> Labeled box records

----------

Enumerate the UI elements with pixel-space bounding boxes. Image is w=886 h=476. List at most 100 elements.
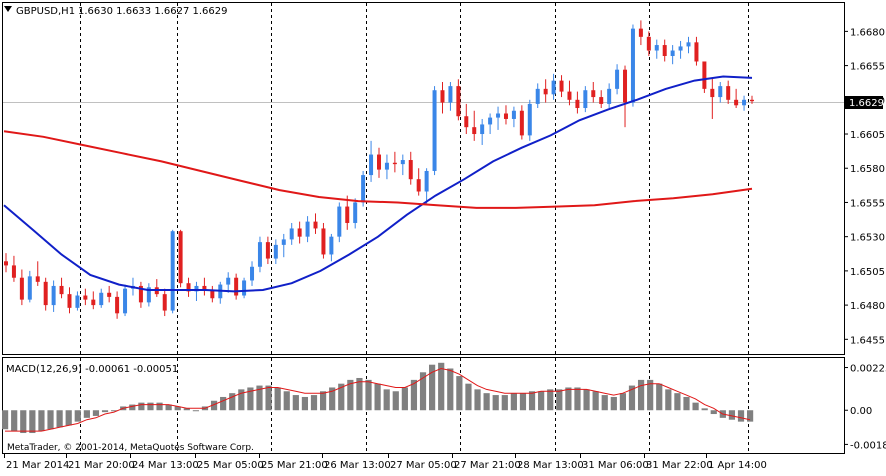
price-tick-label-3: 1.6605 bbox=[850, 130, 885, 141]
candle-body bbox=[496, 113, 501, 118]
macd-bar-48 bbox=[438, 362, 445, 411]
candle-body bbox=[75, 295, 80, 308]
candle-13 bbox=[107, 285, 112, 303]
candle-2 bbox=[19, 269, 24, 306]
macd-bar-64 bbox=[583, 389, 590, 411]
macd-bar-72 bbox=[656, 383, 663, 411]
macd-bar-46 bbox=[419, 372, 427, 411]
candle-body bbox=[123, 288, 128, 314]
macd-signal-line bbox=[5, 367, 751, 432]
candle-88 bbox=[702, 61, 707, 93]
candle-body bbox=[718, 86, 723, 98]
candle-89 bbox=[710, 77, 715, 119]
candle-72 bbox=[575, 91, 580, 114]
macd-bar-65 bbox=[592, 391, 599, 411]
macd-signal-polyline bbox=[5, 367, 751, 432]
candle-body bbox=[638, 28, 643, 37]
macd-bar-45 bbox=[410, 379, 418, 411]
candle-body bbox=[630, 28, 635, 103]
candle-59 bbox=[472, 110, 477, 141]
macd-bar-49 bbox=[447, 368, 454, 411]
macd-bar-9 bbox=[83, 410, 90, 418]
candle-body bbox=[646, 36, 651, 51]
candle-body bbox=[392, 162, 397, 165]
candle-body bbox=[289, 228, 294, 240]
candle-79 bbox=[630, 24, 635, 107]
candle-40 bbox=[321, 222, 326, 259]
chart-menu-triangle-icon[interactable] bbox=[4, 6, 12, 12]
macd-bar-3 bbox=[29, 410, 36, 434]
ma-slow-line bbox=[3, 130, 753, 209]
candle-63 bbox=[503, 105, 508, 125]
candle-53 bbox=[424, 168, 429, 206]
candle-43 bbox=[345, 195, 350, 230]
candle-55 bbox=[440, 82, 445, 114]
price-tick-label-5: 1.6555 bbox=[850, 198, 885, 209]
macd-bar-1 bbox=[11, 410, 18, 432]
candle-body bbox=[583, 90, 588, 109]
candle-75 bbox=[599, 90, 604, 109]
candle-body bbox=[115, 296, 120, 314]
macd-bar-31 bbox=[283, 391, 290, 411]
macd-bar-53 bbox=[483, 393, 490, 411]
candle-body bbox=[734, 99, 739, 106]
candle-62 bbox=[496, 106, 501, 130]
candle-body bbox=[377, 154, 381, 170]
macd-bar-52 bbox=[474, 389, 481, 411]
macd-bar-77 bbox=[701, 408, 708, 411]
candle-body bbox=[448, 86, 453, 103]
candle-26 bbox=[210, 285, 215, 303]
macd-bar-35 bbox=[319, 391, 327, 411]
time-tick-label-6: 27 Mar 05:00 bbox=[390, 460, 457, 471]
candle-body bbox=[11, 265, 16, 278]
macd-bar-61 bbox=[556, 389, 563, 411]
candle-51 bbox=[408, 151, 413, 185]
candle-69 bbox=[551, 73, 556, 100]
macd-bar-57 bbox=[519, 393, 527, 411]
candle-body bbox=[543, 88, 548, 95]
candle-body bbox=[615, 69, 620, 89]
macd-bar-37 bbox=[338, 383, 345, 411]
candle-36 bbox=[289, 222, 294, 245]
candle-body bbox=[353, 202, 358, 223]
candle-body bbox=[456, 86, 461, 117]
candle-49 bbox=[392, 151, 397, 173]
macd-bar-32 bbox=[292, 395, 299, 411]
candle-body bbox=[535, 88, 540, 104]
macd-bar-62 bbox=[565, 387, 572, 411]
macd-bar-66 bbox=[601, 395, 608, 411]
candle-body bbox=[138, 285, 143, 303]
macd-bar-42 bbox=[383, 389, 390, 411]
time-tick-label-5: 26 Mar 13:00 bbox=[324, 460, 391, 471]
candle-18 bbox=[146, 283, 151, 307]
candle-21 bbox=[170, 229, 175, 314]
candle-body bbox=[59, 285, 64, 295]
candle-body bbox=[503, 113, 508, 119]
candle-67 bbox=[535, 83, 540, 109]
macd-bar-40 bbox=[365, 379, 372, 411]
candle-37 bbox=[297, 221, 302, 244]
macd-bar-18 bbox=[165, 404, 172, 411]
candle-body bbox=[678, 46, 683, 51]
current-price-label: 1.6629 bbox=[849, 98, 884, 109]
macd-bar-2 bbox=[20, 410, 27, 434]
time-tick-label-2: 24 Mar 13:00 bbox=[132, 460, 199, 471]
time-tick-label-0: 21 Mar 2014 bbox=[6, 460, 69, 471]
price-tick-label-7: 1.6505 bbox=[850, 267, 885, 278]
macd-bar-21 bbox=[192, 410, 199, 412]
candle-47 bbox=[377, 147, 381, 178]
macd-bar-15 bbox=[138, 402, 145, 411]
candle-body bbox=[440, 90, 445, 103]
candle-body bbox=[210, 290, 215, 299]
candle-body bbox=[567, 91, 572, 100]
candle-body bbox=[67, 294, 72, 308]
price-tick-label-6: 1.6530 bbox=[850, 233, 885, 244]
macd-tick-label-0: 0.00225 bbox=[850, 364, 886, 375]
macd-bar-67 bbox=[610, 396, 617, 411]
candle-25 bbox=[202, 277, 207, 296]
candle-70 bbox=[559, 75, 564, 98]
macd-bar-82 bbox=[747, 410, 754, 422]
candle-83 bbox=[662, 39, 667, 62]
candle-body bbox=[361, 175, 366, 203]
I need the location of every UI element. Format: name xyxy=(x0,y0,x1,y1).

----------

> Required work
Copy every entry above verbatim, omitting the pictures.

> Task output
Enumerate the UI elements with pixel-space bounding boxes. Image is w=886 h=476. List at most 100 elements.
price-tick-label-3: 1.6605 bbox=[850, 130, 885, 141]
candle-body bbox=[496, 113, 501, 118]
macd-bar-48 bbox=[438, 362, 445, 411]
candle-body bbox=[75, 295, 80, 308]
candle-13 bbox=[107, 285, 112, 303]
candle-2 bbox=[19, 269, 24, 306]
macd-bar-64 bbox=[583, 389, 590, 411]
macd-bar-72 bbox=[656, 383, 663, 411]
macd-bar-46 bbox=[419, 372, 427, 411]
candle-body bbox=[123, 288, 128, 314]
macd-signal-line bbox=[5, 367, 751, 432]
candle-88 bbox=[702, 61, 707, 93]
candle-body bbox=[718, 86, 723, 98]
candle-89 bbox=[710, 77, 715, 119]
candle-72 bbox=[575, 91, 580, 114]
macd-bar-65 bbox=[592, 391, 599, 411]
macd-signal-polyline bbox=[5, 367, 751, 432]
candle-body bbox=[638, 28, 643, 37]
macd-bar-45 bbox=[410, 379, 418, 411]
candle-body bbox=[630, 28, 635, 103]
candle-59 bbox=[472, 110, 477, 141]
macd-bar-49 bbox=[447, 368, 454, 411]
macd-bar-9 bbox=[83, 410, 90, 418]
candle-body bbox=[646, 36, 651, 51]
candle-body bbox=[392, 162, 397, 165]
candle-body bbox=[289, 228, 294, 240]
candle-79 bbox=[630, 24, 635, 107]
candle-40 bbox=[321, 222, 326, 259]
chart-menu-triangle-icon[interactable] bbox=[4, 6, 12, 12]
macd-bar-3 bbox=[29, 410, 36, 434]
ma-slow-line bbox=[3, 130, 753, 209]
candle-63 bbox=[503, 105, 508, 125]
candle-53 bbox=[424, 168, 429, 206]
candle-43 bbox=[345, 195, 350, 230]
candle-55 bbox=[440, 82, 445, 114]
price-tick-label-5: 1.6555 bbox=[850, 198, 885, 209]
macd-bar-1 bbox=[11, 410, 18, 432]
candle-body bbox=[583, 90, 588, 109]
candle-75 bbox=[599, 90, 604, 109]
candle-body bbox=[115, 296, 120, 314]
macd-bar-31 bbox=[283, 391, 290, 411]
macd-bar-53 bbox=[483, 393, 490, 411]
candle-body bbox=[734, 99, 739, 106]
candle-62 bbox=[496, 106, 501, 130]
candle-body bbox=[377, 154, 381, 170]
macd-bar-52 bbox=[474, 389, 481, 411]
macd-bar-77 bbox=[701, 408, 708, 411]
candle-body bbox=[448, 86, 453, 103]
candle-26 bbox=[210, 285, 215, 303]
macd-bar-35 bbox=[319, 391, 327, 411]
time-tick-label-6: 27 Mar 05:00 bbox=[390, 460, 457, 471]
candle-body bbox=[11, 265, 16, 278]
macd-bar-61 bbox=[556, 389, 563, 411]
candle-51 bbox=[408, 151, 413, 185]
candle-69 bbox=[551, 73, 556, 100]
macd-bar-57 bbox=[519, 393, 527, 411]
candle-body bbox=[543, 88, 548, 95]
candle-body bbox=[615, 69, 620, 89]
macd-bar-37 bbox=[338, 383, 345, 411]
candle-36 bbox=[289, 222, 294, 245]
candle-body bbox=[353, 202, 358, 223]
candle-body bbox=[456, 86, 461, 117]
candle-49 bbox=[392, 151, 397, 173]
macd-bar-32 bbox=[292, 395, 299, 411]
candle-body bbox=[535, 88, 540, 104]
macd-bar-62 bbox=[565, 387, 572, 411]
macd-bar-66 bbox=[601, 395, 608, 411]
candle-body bbox=[138, 285, 143, 303]
macd-bar-42 bbox=[383, 389, 390, 411]
time-tick-label-5: 26 Mar 13:00 bbox=[324, 460, 391, 471]
candle-18 bbox=[146, 283, 151, 307]
candle-21 bbox=[170, 229, 175, 314]
candle-body bbox=[59, 285, 64, 295]
candle-body bbox=[503, 113, 508, 119]
candle-67 bbox=[535, 83, 540, 109]
macd-bar-40 bbox=[365, 379, 372, 411]
candle-37 bbox=[297, 221, 302, 244]
macd-bar-18 bbox=[165, 404, 172, 411]
candle-body bbox=[678, 46, 683, 51]
current-price-label: 1.6629 bbox=[849, 98, 884, 109]
macd-bar-2 bbox=[20, 410, 27, 434]
time-tick-label-2: 24 Mar 13:00 bbox=[132, 460, 199, 471]
time-tick-label-0: 21 Mar 2014 bbox=[6, 460, 69, 471]
price-tick-label-7: 1.6505 bbox=[850, 267, 885, 278]
macd-bar-21 bbox=[192, 410, 199, 412]
candle-47 bbox=[377, 147, 381, 178]
macd-bar-15 bbox=[138, 402, 145, 411]
candle-body bbox=[440, 90, 445, 103]
candle-body bbox=[210, 290, 215, 299]
candle-body bbox=[567, 91, 572, 100]
candle-body bbox=[67, 294, 72, 308]
price-tick-label-6: 1.6530 bbox=[850, 233, 885, 244]
macd-tick-label-0: 0.00225 bbox=[850, 364, 886, 375]
macd-bar-67 bbox=[610, 396, 617, 411]
candle-25 bbox=[202, 277, 207, 296]
candle-70 bbox=[559, 75, 564, 98]
macd-bar-82 bbox=[747, 410, 754, 422]
candle-83 bbox=[662, 39, 667, 62]
candle-body bbox=[361, 175, 366, 203]
I need the location of every UI element. Format: name xyxy=(x0,y0,x1,y1).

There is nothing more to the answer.